## start

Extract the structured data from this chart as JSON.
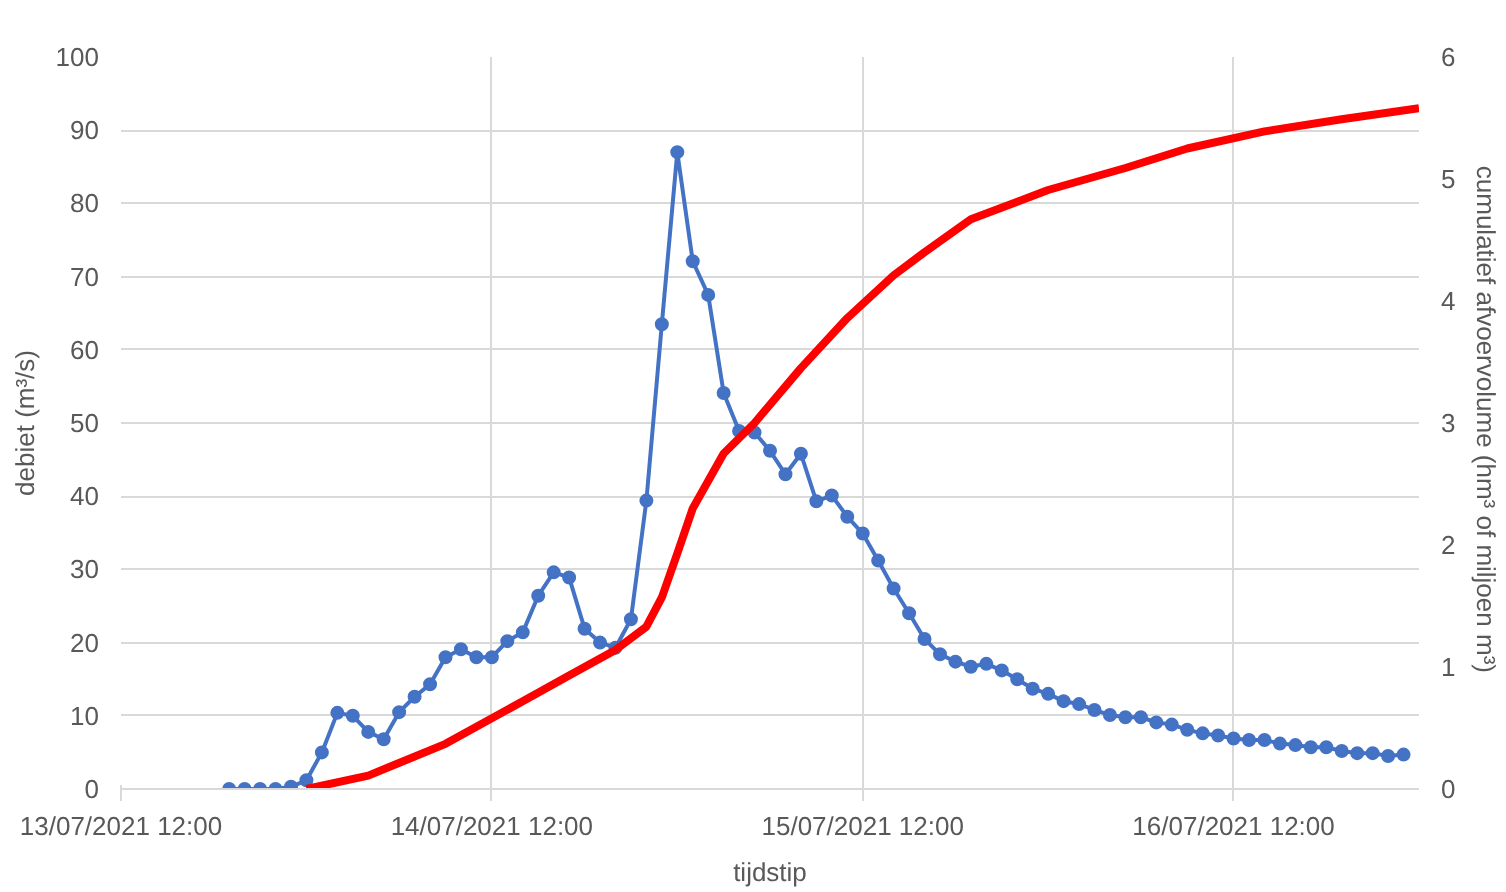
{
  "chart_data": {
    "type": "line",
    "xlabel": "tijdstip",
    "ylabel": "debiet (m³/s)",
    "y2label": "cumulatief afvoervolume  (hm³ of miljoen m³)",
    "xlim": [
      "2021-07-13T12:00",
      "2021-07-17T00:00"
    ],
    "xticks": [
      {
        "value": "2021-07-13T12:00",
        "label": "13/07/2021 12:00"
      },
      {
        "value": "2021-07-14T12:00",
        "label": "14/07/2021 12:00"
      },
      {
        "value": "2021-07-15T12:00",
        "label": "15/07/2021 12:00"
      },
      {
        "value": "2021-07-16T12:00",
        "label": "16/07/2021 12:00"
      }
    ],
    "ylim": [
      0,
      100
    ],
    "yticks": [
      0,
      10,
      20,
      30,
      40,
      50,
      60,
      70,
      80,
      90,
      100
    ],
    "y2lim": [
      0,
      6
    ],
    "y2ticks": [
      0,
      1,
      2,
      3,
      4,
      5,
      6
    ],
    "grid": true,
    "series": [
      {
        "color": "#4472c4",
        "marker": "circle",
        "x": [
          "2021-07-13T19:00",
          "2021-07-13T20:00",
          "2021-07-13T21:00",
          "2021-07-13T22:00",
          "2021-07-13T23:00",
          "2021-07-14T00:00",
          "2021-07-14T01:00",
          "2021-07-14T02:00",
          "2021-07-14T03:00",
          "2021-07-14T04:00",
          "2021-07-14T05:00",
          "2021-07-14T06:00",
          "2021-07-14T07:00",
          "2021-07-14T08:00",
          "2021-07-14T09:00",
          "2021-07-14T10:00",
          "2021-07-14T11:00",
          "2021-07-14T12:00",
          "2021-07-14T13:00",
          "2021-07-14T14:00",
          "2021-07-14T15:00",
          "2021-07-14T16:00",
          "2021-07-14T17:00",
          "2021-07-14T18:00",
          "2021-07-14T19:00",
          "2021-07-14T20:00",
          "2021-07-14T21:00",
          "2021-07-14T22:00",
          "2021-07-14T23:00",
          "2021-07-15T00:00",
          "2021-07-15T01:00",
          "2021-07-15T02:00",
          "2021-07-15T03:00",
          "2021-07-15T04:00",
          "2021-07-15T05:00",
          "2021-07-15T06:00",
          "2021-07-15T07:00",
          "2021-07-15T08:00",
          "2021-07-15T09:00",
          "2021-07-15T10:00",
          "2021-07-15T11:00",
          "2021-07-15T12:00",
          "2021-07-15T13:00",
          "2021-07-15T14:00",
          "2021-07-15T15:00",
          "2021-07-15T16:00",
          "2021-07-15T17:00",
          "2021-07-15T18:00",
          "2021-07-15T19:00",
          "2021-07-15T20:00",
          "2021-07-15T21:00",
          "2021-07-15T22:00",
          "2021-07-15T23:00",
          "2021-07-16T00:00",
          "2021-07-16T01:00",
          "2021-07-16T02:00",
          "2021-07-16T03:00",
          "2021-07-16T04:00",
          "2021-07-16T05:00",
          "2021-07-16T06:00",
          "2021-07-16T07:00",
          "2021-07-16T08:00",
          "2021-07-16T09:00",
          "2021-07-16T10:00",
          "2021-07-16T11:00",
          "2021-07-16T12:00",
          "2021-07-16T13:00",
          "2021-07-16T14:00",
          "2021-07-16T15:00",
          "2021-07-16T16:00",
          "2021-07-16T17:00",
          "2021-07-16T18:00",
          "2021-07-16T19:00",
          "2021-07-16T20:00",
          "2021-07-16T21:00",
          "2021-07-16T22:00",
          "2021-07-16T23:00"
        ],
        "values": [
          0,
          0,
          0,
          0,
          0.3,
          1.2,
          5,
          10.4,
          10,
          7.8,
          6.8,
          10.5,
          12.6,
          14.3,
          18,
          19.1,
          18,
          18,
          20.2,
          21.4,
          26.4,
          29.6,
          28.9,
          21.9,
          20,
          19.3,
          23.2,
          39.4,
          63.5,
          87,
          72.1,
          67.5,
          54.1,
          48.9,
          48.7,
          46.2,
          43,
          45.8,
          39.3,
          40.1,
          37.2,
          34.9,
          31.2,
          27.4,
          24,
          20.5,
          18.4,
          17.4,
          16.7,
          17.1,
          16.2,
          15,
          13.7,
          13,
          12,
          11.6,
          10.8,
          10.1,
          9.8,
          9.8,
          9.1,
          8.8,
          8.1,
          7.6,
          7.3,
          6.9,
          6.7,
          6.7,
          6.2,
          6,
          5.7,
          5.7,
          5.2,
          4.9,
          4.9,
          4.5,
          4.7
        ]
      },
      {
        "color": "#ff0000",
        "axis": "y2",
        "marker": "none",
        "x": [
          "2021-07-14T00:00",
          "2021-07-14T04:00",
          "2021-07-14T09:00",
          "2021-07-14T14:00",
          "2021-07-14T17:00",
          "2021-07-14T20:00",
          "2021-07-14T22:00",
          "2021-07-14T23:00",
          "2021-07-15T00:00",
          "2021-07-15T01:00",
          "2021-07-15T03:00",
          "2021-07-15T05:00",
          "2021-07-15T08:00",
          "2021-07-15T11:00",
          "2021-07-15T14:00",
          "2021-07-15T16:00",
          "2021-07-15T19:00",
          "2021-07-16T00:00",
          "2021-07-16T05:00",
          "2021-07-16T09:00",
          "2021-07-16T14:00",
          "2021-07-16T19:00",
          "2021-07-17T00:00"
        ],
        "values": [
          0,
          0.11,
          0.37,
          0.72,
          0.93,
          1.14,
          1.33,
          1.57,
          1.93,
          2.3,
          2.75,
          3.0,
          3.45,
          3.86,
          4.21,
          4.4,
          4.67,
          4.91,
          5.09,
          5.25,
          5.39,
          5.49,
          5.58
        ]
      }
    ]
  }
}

## end
## start

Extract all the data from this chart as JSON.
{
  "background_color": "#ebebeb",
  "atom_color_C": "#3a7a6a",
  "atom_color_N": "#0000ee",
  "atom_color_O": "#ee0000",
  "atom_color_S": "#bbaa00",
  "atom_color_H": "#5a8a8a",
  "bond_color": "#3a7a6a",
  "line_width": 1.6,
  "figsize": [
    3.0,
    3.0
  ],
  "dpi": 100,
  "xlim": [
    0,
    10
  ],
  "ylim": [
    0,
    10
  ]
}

## end
## start

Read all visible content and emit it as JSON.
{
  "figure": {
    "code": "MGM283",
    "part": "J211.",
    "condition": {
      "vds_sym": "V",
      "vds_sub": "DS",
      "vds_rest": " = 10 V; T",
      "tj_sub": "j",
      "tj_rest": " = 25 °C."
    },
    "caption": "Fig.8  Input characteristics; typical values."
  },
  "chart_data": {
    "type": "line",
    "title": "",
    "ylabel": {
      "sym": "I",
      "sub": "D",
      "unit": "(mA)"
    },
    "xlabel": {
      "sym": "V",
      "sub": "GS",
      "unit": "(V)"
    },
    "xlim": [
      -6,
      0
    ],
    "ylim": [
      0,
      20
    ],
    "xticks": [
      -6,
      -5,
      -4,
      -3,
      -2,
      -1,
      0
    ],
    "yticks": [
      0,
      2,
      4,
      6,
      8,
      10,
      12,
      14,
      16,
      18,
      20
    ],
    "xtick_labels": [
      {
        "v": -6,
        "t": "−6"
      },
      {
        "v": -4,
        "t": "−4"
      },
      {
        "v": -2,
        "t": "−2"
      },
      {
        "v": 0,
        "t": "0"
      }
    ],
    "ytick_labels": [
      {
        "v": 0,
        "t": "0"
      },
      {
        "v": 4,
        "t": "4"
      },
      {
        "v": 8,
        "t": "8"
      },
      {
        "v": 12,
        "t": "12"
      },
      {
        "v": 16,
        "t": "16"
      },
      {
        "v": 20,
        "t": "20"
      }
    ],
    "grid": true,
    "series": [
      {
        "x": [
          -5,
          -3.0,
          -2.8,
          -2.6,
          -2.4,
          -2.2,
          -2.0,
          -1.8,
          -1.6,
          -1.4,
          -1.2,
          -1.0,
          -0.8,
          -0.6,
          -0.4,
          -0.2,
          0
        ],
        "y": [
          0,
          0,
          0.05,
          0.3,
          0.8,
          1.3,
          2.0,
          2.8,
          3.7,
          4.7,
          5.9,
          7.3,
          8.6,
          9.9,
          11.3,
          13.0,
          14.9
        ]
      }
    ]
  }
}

## end

## Stated goal
Pick out each line in the material containing "this".

## Result below
Extract the structured data from this chart as JSON.
Extract all the data from this chart as JSON.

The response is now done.